Stated goal:
Provide the number of lines where the word "this" occurs, and no other text.
▼▼▼
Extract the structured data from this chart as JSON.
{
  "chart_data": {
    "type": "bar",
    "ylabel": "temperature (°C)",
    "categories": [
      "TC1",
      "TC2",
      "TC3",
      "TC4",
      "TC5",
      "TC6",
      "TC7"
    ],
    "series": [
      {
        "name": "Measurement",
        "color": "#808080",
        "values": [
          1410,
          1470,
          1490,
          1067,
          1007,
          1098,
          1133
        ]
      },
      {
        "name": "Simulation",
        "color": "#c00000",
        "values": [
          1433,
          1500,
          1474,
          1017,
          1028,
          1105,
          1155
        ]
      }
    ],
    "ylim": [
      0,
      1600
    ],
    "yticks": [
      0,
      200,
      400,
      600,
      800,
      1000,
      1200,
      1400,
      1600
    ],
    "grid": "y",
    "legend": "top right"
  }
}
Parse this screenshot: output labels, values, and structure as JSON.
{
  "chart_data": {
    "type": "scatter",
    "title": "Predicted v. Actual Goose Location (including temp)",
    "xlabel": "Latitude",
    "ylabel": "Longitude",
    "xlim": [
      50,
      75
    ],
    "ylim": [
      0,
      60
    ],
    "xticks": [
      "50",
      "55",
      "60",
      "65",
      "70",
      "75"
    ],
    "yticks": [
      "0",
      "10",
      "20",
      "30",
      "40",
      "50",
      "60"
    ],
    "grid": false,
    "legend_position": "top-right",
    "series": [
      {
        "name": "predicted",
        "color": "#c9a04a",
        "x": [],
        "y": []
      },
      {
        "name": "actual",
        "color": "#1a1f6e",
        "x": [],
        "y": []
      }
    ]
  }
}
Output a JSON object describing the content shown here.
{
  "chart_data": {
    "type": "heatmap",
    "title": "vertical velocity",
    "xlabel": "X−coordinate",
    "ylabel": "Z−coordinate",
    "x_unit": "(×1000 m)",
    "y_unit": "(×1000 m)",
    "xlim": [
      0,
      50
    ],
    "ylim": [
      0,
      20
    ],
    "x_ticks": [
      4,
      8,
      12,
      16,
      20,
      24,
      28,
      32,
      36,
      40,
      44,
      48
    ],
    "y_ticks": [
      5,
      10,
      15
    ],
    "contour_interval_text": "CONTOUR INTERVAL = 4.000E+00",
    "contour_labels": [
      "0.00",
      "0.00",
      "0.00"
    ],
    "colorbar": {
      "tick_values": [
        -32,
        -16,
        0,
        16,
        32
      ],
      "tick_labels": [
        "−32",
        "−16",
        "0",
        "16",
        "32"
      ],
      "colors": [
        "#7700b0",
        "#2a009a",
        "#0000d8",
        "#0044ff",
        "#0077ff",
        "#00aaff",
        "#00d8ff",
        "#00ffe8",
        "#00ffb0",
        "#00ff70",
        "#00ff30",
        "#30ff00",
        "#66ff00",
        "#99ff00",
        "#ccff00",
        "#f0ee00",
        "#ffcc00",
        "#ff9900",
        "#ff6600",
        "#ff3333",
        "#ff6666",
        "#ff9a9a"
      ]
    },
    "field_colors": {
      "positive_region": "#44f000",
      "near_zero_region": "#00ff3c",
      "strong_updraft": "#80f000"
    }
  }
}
▲▲▲
Finished answer:
2